◆ WHAT THE EXERCISE ASKS
Without including the pictures, copy out every line below.

◆ SUPPLIED RECORDS
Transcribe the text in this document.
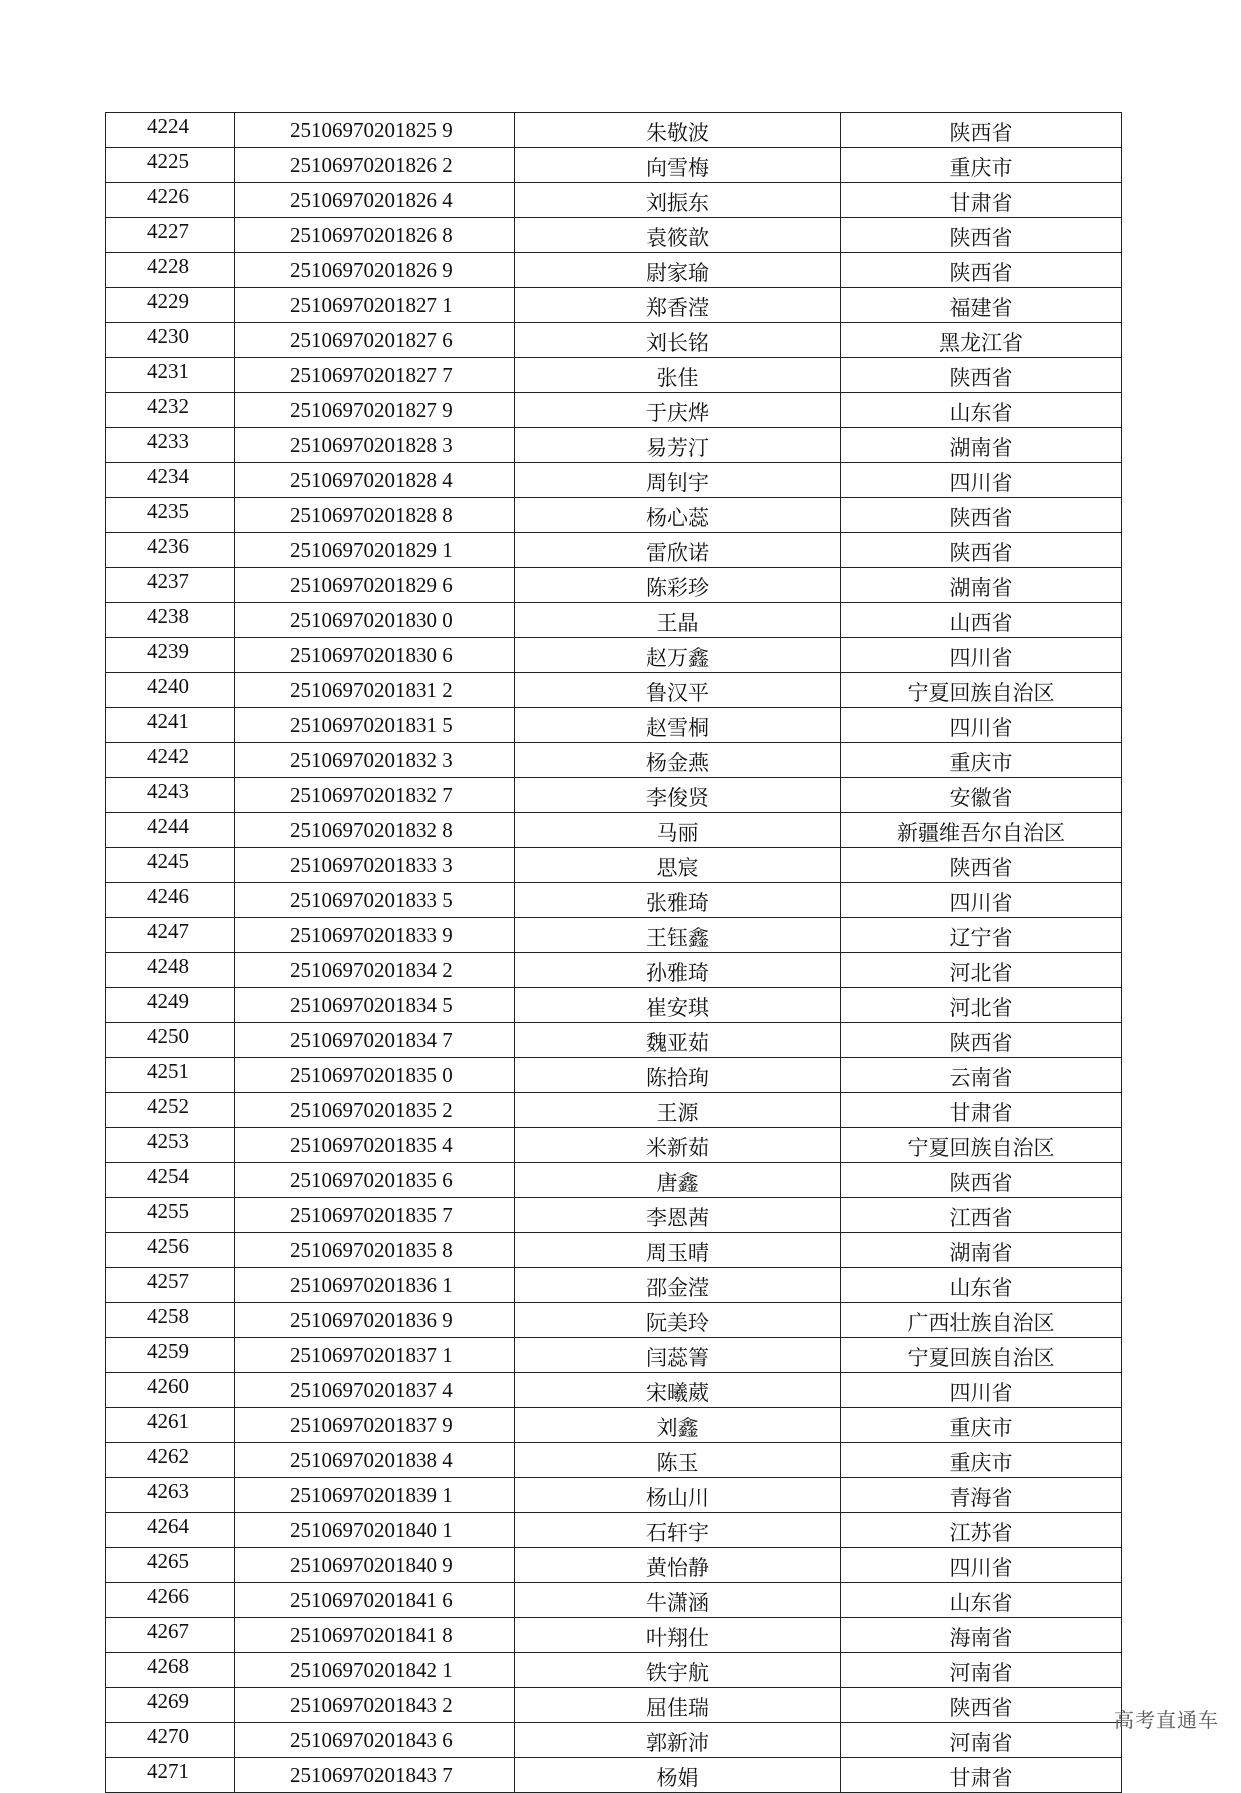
4224	25106970201825 9	朱敬波	陕西省
4225	25106970201826 2	向雪梅	重庆市
4226	25106970201826 4	刘振东	甘肃省
4227	25106970201826 8	袁筱歆	陕西省
4228	25106970201826 9	尉家瑜	陕西省
4229	25106970201827 1	郑香滢	福建省
4230	25106970201827 6	刘长铭	黑龙江省
4231	25106970201827 7	张佳	陕西省
4232	25106970201827 9	于庆烨	山东省
4233	25106970201828 3	易芳汀	湖南省
4234	25106970201828 4	周钊宇	四川省
4235	25106970201828 8	杨心蕊	陕西省
4236	25106970201829 1	雷欣诺	陕西省
4237	25106970201829 6	陈彩珍	湖南省
4238	25106970201830 0	王晶	山西省
4239	25106970201830 6	赵万鑫	四川省
4240	25106970201831 2	鲁汉平	宁夏回族自治区
4241	25106970201831 5	赵雪桐	四川省
4242	25106970201832 3	杨金燕	重庆市
4243	25106970201832 7	李俊贤	安徽省
4244	25106970201832 8	马丽	新疆维吾尔自治区
4245	25106970201833 3	思宸	陕西省
4246	25106970201833 5	张雅琦	四川省
4247	25106970201833 9	王钰鑫	辽宁省
4248	25106970201834 2	孙雅琦	河北省
4249	25106970201834 5	崔安琪	河北省
4250	25106970201834 7	魏亚茹	陕西省
4251	25106970201835 0	陈拾珣	云南省
4252	25106970201835 2	王源	甘肃省
4253	25106970201835 4	米新茹	宁夏回族自治区
4254	25106970201835 6	唐鑫	陕西省
4255	25106970201835 7	李恩茜	江西省
4256	25106970201835 8	周玉晴	湖南省
4257	25106970201836 1	邵金滢	山东省
4258	25106970201836 9	阮美玲	广西壮族自治区
4259	25106970201837 1	闫蕊箐	宁夏回族自治区
4260	25106970201837 4	宋曦葳	四川省
4261	25106970201837 9	刘鑫	重庆市
4262	25106970201838 4	陈玉	重庆市
4263	25106970201839 1	杨山川	青海省
4264	25106970201840 1	石轩宇	江苏省
4265	25106970201840 9	黄怡静	四川省
4266	25106970201841 6	牛潇涵	山东省
4267	25106970201841 8	叶翔仕	海南省
4268	25106970201842 1	铁宇航	河南省
4269	25106970201843 2	屈佳瑞	陕西省
4270	25106970201843 6	郭新沛	河南省
4271	25106970201843 7	杨娟	甘肃省
高考直通车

◆ ANSWER TO THIS EXERCISE
Transcribe the text in this document.
4224	25106970201825 9	朱敬波	陕西省
4225	25106970201826 2	向雪梅	重庆市
4226	25106970201826 4	刘振东	甘肃省
4227	25106970201826 8	袁筱歆	陕西省
4228	25106970201826 9	尉家瑜	陕西省
4229	25106970201827 1	郑香滢	福建省
4230	25106970201827 6	刘长铭	黑龙江省
4231	25106970201827 7	张佳	陕西省
4232	25106970201827 9	于庆烨	山东省
4233	25106970201828 3	易芳汀	湖南省
4234	25106970201828 4	周钊宇	四川省
4235	25106970201828 8	杨心蕊	陕西省
4236	25106970201829 1	雷欣诺	陕西省
4237	25106970201829 6	陈彩珍	湖南省
4238	25106970201830 0	王晶	山西省
4239	25106970201830 6	赵万鑫	四川省
4240	25106970201831 2	鲁汉平	宁夏回族自治区
4241	25106970201831 5	赵雪桐	四川省
4242	25106970201832 3	杨金燕	重庆市
4243	25106970201832 7	李俊贤	安徽省
4244	25106970201832 8	马丽	新疆维吾尔自治区
4245	25106970201833 3	思宸	陕西省
4246	25106970201833 5	张雅琦	四川省
4247	25106970201833 9	王钰鑫	辽宁省
4248	25106970201834 2	孙雅琦	河北省
4249	25106970201834 5	崔安琪	河北省
4250	25106970201834 7	魏亚茹	陕西省
4251	25106970201835 0	陈拾珣	云南省
4252	25106970201835 2	王源	甘肃省
4253	25106970201835 4	米新茹	宁夏回族自治区
4254	25106970201835 6	唐鑫	陕西省
4255	25106970201835 7	李恩茜	江西省
4256	25106970201835 8	周玉晴	湖南省
4257	25106970201836 1	邵金滢	山东省
4258	25106970201836 9	阮美玲	广西壮族自治区
4259	25106970201837 1	闫蕊箐	宁夏回族自治区
4260	25106970201837 4	宋曦葳	四川省
4261	25106970201837 9	刘鑫	重庆市
4262	25106970201838 4	陈玉	重庆市
4263	25106970201839 1	杨山川	青海省
4264	25106970201840 1	石轩宇	江苏省
4265	25106970201840 9	黄怡静	四川省
4266	25106970201841 6	牛潇涵	山东省
4267	25106970201841 8	叶翔仕	海南省
4268	25106970201842 1	铁宇航	河南省
4269	25106970201843 2	屈佳瑞	陕西省
4270	25106970201843 6	郭新沛	河南省
4271	25106970201843 7	杨娟	甘肃省
高考直通车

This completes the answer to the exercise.